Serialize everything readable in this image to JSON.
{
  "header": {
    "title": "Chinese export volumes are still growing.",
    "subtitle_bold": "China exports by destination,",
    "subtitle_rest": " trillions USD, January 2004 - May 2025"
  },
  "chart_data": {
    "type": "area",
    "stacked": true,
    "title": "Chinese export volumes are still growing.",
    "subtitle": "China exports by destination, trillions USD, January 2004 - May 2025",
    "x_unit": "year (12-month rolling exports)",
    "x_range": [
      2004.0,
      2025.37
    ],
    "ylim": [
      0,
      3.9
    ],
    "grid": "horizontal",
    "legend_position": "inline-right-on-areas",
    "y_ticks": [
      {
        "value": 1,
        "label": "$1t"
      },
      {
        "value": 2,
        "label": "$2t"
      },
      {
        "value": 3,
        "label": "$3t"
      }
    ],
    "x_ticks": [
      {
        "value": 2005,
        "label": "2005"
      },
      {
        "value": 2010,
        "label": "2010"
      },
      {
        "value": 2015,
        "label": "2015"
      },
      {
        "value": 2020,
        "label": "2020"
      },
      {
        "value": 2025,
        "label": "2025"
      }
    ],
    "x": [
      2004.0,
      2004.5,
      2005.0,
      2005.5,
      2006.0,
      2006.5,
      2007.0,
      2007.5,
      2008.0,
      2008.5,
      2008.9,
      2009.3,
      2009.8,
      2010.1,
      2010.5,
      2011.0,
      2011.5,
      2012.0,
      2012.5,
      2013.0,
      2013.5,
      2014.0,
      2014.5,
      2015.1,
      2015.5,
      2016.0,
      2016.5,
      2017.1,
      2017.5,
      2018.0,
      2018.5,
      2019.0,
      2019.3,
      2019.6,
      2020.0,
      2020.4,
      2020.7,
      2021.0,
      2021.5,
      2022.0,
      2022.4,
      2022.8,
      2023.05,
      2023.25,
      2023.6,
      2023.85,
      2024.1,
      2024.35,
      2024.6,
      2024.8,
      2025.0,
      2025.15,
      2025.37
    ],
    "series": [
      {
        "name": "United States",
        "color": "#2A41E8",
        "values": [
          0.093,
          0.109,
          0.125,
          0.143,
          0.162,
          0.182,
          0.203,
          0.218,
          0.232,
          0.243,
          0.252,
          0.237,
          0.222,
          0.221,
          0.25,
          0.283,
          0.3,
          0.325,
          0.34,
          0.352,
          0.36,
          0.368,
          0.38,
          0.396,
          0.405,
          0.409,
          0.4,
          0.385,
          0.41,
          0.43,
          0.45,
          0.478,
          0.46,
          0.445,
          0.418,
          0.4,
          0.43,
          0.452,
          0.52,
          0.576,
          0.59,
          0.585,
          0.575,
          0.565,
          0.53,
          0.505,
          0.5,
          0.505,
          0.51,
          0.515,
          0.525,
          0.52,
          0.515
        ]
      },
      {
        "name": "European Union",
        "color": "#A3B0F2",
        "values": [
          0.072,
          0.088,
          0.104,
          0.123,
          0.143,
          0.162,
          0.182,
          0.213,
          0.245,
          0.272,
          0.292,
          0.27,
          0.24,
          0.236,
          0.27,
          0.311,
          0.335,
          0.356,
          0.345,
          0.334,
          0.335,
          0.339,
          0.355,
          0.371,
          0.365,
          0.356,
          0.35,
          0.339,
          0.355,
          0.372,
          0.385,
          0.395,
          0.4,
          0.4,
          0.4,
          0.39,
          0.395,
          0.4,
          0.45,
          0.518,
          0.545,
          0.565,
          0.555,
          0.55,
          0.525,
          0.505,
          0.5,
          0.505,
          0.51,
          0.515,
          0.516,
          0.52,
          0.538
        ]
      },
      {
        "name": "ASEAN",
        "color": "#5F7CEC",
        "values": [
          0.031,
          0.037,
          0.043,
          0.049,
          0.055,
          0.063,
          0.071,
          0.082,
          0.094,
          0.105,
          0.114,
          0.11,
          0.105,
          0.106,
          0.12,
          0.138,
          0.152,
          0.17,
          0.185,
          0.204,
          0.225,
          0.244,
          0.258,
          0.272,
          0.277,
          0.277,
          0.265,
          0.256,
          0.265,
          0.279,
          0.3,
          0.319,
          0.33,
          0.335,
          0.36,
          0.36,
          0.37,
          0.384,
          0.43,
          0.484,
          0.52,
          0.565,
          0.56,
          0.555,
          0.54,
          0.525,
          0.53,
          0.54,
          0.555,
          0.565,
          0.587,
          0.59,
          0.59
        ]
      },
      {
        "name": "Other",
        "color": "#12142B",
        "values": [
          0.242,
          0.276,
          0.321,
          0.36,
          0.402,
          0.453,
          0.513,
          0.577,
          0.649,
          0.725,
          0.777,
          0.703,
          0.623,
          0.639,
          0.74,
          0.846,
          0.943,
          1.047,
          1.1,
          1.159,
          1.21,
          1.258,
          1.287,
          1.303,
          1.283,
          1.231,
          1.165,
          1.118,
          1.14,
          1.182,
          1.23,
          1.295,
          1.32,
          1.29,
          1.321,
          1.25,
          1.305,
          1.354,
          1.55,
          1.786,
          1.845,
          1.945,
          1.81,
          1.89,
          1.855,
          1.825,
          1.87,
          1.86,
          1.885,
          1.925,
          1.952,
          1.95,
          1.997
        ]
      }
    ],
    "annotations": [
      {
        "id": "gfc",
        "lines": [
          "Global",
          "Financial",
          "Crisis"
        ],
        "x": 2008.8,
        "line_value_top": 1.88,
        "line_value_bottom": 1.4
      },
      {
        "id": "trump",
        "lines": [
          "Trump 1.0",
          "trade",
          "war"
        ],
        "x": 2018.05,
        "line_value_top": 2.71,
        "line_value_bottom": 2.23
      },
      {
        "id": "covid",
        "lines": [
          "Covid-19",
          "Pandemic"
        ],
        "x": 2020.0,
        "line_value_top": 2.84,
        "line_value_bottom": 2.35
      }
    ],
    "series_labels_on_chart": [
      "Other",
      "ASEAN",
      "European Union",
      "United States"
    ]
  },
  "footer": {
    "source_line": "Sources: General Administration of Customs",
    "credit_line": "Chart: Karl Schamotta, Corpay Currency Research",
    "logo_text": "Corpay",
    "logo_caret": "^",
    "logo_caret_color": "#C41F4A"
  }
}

◆ **Directions for this task**
Please output the entire listing exactly as it stands.

◆ **Solved problem**
Serialize everything readable in this image to JSON.
{
  "header": {
    "title": "Chinese export volumes are still growing.",
    "subtitle_bold": "China exports by destination,",
    "subtitle_rest": " trillions USD, January 2004 - May 2025"
  },
  "chart_data": {
    "type": "area",
    "stacked": true,
    "title": "Chinese export volumes are still growing.",
    "subtitle": "China exports by destination, trillions USD, January 2004 - May 2025",
    "x_unit": "year (12-month rolling exports)",
    "x_range": [
      2004.0,
      2025.37
    ],
    "ylim": [
      0,
      3.9
    ],
    "grid": "horizontal",
    "legend_position": "inline-right-on-areas",
    "y_ticks": [
      {
        "value": 1,
        "label": "$1t"
      },
      {
        "value": 2,
        "label": "$2t"
      },
      {
        "value": 3,
        "label": "$3t"
      }
    ],
    "x_ticks": [
      {
        "value": 2005,
        "label": "2005"
      },
      {
        "value": 2010,
        "label": "2010"
      },
      {
        "value": 2015,
        "label": "2015"
      },
      {
        "value": 2020,
        "label": "2020"
      },
      {
        "value": 2025,
        "label": "2025"
      }
    ],
    "x": [
      2004.0,
      2004.5,
      2005.0,
      2005.5,
      2006.0,
      2006.5,
      2007.0,
      2007.5,
      2008.0,
      2008.5,
      2008.9,
      2009.3,
      2009.8,
      2010.1,
      2010.5,
      2011.0,
      2011.5,
      2012.0,
      2012.5,
      2013.0,
      2013.5,
      2014.0,
      2014.5,
      2015.1,
      2015.5,
      2016.0,
      2016.5,
      2017.1,
      2017.5,
      2018.0,
      2018.5,
      2019.0,
      2019.3,
      2019.6,
      2020.0,
      2020.4,
      2020.7,
      2021.0,
      2021.5,
      2022.0,
      2022.4,
      2022.8,
      2023.05,
      2023.25,
      2023.6,
      2023.85,
      2024.1,
      2024.35,
      2024.6,
      2024.8,
      2025.0,
      2025.15,
      2025.37
    ],
    "series": [
      {
        "name": "United States",
        "color": "#2A41E8",
        "values": [
          0.093,
          0.109,
          0.125,
          0.143,
          0.162,
          0.182,
          0.203,
          0.218,
          0.232,
          0.243,
          0.252,
          0.237,
          0.222,
          0.221,
          0.25,
          0.283,
          0.3,
          0.325,
          0.34,
          0.352,
          0.36,
          0.368,
          0.38,
          0.396,
          0.405,
          0.409,
          0.4,
          0.385,
          0.41,
          0.43,
          0.45,
          0.478,
          0.46,
          0.445,
          0.418,
          0.4,
          0.43,
          0.452,
          0.52,
          0.576,
          0.59,
          0.585,
          0.575,
          0.565,
          0.53,
          0.505,
          0.5,
          0.505,
          0.51,
          0.515,
          0.525,
          0.52,
          0.515
        ]
      },
      {
        "name": "European Union",
        "color": "#A3B0F2",
        "values": [
          0.072,
          0.088,
          0.104,
          0.123,
          0.143,
          0.162,
          0.182,
          0.213,
          0.245,
          0.272,
          0.292,
          0.27,
          0.24,
          0.236,
          0.27,
          0.311,
          0.335,
          0.356,
          0.345,
          0.334,
          0.335,
          0.339,
          0.355,
          0.371,
          0.365,
          0.356,
          0.35,
          0.339,
          0.355,
          0.372,
          0.385,
          0.395,
          0.4,
          0.4,
          0.4,
          0.39,
          0.395,
          0.4,
          0.45,
          0.518,
          0.545,
          0.565,
          0.555,
          0.55,
          0.525,
          0.505,
          0.5,
          0.505,
          0.51,
          0.515,
          0.516,
          0.52,
          0.538
        ]
      },
      {
        "name": "ASEAN",
        "color": "#5F7CEC",
        "values": [
          0.031,
          0.037,
          0.043,
          0.049,
          0.055,
          0.063,
          0.071,
          0.082,
          0.094,
          0.105,
          0.114,
          0.11,
          0.105,
          0.106,
          0.12,
          0.138,
          0.152,
          0.17,
          0.185,
          0.204,
          0.225,
          0.244,
          0.258,
          0.272,
          0.277,
          0.277,
          0.265,
          0.256,
          0.265,
          0.279,
          0.3,
          0.319,
          0.33,
          0.335,
          0.36,
          0.36,
          0.37,
          0.384,
          0.43,
          0.484,
          0.52,
          0.565,
          0.56,
          0.555,
          0.54,
          0.525,
          0.53,
          0.54,
          0.555,
          0.565,
          0.587,
          0.59,
          0.59
        ]
      },
      {
        "name": "Other",
        "color": "#12142B",
        "values": [
          0.242,
          0.276,
          0.321,
          0.36,
          0.402,
          0.453,
          0.513,
          0.577,
          0.649,
          0.725,
          0.777,
          0.703,
          0.623,
          0.639,
          0.74,
          0.846,
          0.943,
          1.047,
          1.1,
          1.159,
          1.21,
          1.258,
          1.287,
          1.303,
          1.283,
          1.231,
          1.165,
          1.118,
          1.14,
          1.182,
          1.23,
          1.295,
          1.32,
          1.29,
          1.321,
          1.25,
          1.305,
          1.354,
          1.55,
          1.786,
          1.845,
          1.945,
          1.81,
          1.89,
          1.855,
          1.825,
          1.87,
          1.86,
          1.885,
          1.925,
          1.952,
          1.95,
          1.997
        ]
      }
    ],
    "annotations": [
      {
        "id": "gfc",
        "lines": [
          "Global",
          "Financial",
          "Crisis"
        ],
        "x": 2008.8,
        "line_value_top": 1.88,
        "line_value_bottom": 1.4
      },
      {
        "id": "trump",
        "lines": [
          "Trump 1.0",
          "trade",
          "war"
        ],
        "x": 2018.05,
        "line_value_top": 2.71,
        "line_value_bottom": 2.23
      },
      {
        "id": "covid",
        "lines": [
          "Covid-19",
          "Pandemic"
        ],
        "x": 2020.0,
        "line_value_top": 2.84,
        "line_value_bottom": 2.35
      }
    ],
    "series_labels_on_chart": [
      "Other",
      "ASEAN",
      "European Union",
      "United States"
    ]
  },
  "footer": {
    "source_line": "Sources: General Administration of Customs",
    "credit_line": "Chart: Karl Schamotta, Corpay Currency Research",
    "logo_text": "Corpay",
    "logo_caret": "^",
    "logo_caret_color": "#C41F4A"
  }
}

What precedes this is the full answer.